[EXERCISE GOAL]:
Please copy every line of the records below that holds the word "letzten".

[DATA IN THIS EXERCISE]:
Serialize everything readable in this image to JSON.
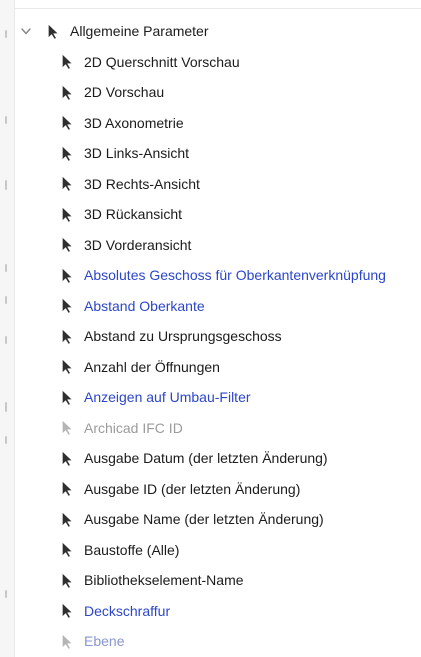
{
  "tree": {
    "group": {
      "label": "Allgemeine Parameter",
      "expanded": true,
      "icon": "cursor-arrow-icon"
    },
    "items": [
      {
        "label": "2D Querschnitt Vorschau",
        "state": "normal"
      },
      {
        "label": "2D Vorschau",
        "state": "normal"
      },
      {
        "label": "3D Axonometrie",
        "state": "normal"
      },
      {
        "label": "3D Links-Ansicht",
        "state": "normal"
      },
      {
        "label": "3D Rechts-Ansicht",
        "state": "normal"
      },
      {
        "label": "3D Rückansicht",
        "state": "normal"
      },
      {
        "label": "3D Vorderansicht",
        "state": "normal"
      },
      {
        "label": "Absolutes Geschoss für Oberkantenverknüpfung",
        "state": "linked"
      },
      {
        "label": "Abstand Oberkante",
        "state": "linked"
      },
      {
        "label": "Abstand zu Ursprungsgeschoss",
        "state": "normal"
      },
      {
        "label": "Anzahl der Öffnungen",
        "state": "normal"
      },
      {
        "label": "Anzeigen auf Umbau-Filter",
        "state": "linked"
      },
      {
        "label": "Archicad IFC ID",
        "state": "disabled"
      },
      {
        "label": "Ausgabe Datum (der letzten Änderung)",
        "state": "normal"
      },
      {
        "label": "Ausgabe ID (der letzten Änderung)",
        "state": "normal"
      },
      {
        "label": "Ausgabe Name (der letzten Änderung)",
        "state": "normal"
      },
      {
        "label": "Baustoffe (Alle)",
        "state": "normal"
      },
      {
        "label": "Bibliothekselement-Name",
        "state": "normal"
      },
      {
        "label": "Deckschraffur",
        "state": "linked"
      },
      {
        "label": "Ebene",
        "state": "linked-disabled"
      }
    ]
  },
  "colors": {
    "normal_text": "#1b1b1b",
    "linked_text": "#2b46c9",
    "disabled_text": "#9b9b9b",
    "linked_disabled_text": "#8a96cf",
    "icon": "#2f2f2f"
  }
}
* * *
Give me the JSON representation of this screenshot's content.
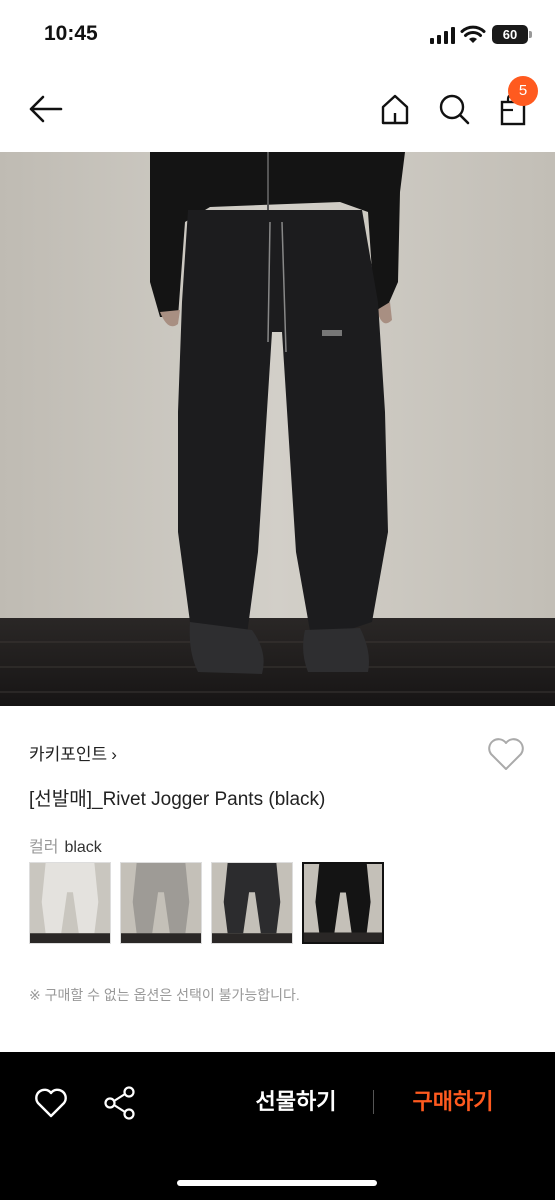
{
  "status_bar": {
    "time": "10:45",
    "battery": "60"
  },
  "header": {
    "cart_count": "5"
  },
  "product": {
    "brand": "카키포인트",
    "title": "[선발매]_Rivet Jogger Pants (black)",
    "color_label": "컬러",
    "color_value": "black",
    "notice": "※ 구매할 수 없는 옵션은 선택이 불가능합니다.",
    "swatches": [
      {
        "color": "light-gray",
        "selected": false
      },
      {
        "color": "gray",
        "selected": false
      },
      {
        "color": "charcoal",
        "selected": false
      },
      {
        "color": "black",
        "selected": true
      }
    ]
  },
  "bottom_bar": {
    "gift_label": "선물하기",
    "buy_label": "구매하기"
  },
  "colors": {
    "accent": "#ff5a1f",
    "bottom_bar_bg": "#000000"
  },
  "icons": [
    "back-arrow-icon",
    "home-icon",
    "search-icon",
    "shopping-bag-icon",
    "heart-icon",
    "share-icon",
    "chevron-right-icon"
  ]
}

[ANSWER TO THE EXERCISE]:
        "label": "Ausgabe Datum (der letzten Änderung)",
        "label": "Ausgabe ID (der letzten Änderung)",
        "label": "Ausgabe Name (der letzten Änderung)",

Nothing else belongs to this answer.